— START OF EXTRACTED MATERIAL —

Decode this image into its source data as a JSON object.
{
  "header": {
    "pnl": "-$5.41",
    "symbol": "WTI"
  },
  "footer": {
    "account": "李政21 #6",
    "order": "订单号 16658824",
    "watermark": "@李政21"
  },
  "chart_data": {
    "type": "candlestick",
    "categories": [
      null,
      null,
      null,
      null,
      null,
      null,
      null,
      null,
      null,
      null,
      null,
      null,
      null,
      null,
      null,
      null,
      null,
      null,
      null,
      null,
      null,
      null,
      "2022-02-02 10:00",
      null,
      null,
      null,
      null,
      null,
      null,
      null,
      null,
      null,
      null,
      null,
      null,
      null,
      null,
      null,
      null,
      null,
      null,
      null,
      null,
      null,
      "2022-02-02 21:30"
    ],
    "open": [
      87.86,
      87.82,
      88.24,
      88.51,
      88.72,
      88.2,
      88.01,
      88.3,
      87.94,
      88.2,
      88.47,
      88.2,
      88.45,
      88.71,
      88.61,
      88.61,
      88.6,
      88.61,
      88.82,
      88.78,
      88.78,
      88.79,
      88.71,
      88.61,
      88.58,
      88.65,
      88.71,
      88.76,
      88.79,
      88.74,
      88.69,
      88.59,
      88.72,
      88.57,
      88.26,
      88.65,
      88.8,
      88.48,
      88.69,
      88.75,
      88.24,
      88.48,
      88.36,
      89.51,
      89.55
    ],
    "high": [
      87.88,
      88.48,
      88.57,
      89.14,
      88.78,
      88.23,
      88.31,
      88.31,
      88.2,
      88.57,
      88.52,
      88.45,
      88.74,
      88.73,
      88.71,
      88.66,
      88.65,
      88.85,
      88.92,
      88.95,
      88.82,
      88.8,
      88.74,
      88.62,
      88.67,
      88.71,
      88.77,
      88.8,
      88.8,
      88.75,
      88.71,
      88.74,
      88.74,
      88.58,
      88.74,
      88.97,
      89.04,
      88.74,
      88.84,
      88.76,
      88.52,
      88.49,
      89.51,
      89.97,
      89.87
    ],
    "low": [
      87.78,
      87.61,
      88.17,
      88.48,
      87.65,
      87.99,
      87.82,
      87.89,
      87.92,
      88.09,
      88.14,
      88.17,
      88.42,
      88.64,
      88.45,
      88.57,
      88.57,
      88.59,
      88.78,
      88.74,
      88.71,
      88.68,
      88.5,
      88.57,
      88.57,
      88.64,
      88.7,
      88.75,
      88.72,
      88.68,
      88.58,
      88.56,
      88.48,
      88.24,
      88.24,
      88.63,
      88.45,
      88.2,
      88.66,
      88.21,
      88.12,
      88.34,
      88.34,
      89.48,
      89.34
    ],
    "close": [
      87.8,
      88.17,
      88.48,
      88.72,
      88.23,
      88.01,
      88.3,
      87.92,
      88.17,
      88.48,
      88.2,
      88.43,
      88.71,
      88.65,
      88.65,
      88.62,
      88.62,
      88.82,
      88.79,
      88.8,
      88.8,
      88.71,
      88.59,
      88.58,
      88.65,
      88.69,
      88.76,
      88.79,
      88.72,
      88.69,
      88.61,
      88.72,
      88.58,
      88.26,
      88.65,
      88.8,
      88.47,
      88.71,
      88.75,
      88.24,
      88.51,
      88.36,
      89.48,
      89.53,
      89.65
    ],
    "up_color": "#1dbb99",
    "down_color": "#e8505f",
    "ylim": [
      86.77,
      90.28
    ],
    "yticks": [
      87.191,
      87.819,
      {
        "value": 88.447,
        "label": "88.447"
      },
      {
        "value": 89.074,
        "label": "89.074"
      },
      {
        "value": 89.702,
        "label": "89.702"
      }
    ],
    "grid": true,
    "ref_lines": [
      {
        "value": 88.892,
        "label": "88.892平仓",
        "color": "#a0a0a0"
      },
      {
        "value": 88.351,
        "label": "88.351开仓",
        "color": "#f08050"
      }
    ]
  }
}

— END OF EXTRACTED MATERIAL —

# INSTRUCTIONS FOR THE TASK
Each line with the string "value" in it needs to be found and copied.

# SOLUTION BELOW
        "value": 88.447,
        "value": 89.074,
        "value": 89.702,
        "value": 88.892,
        "value": 88.351,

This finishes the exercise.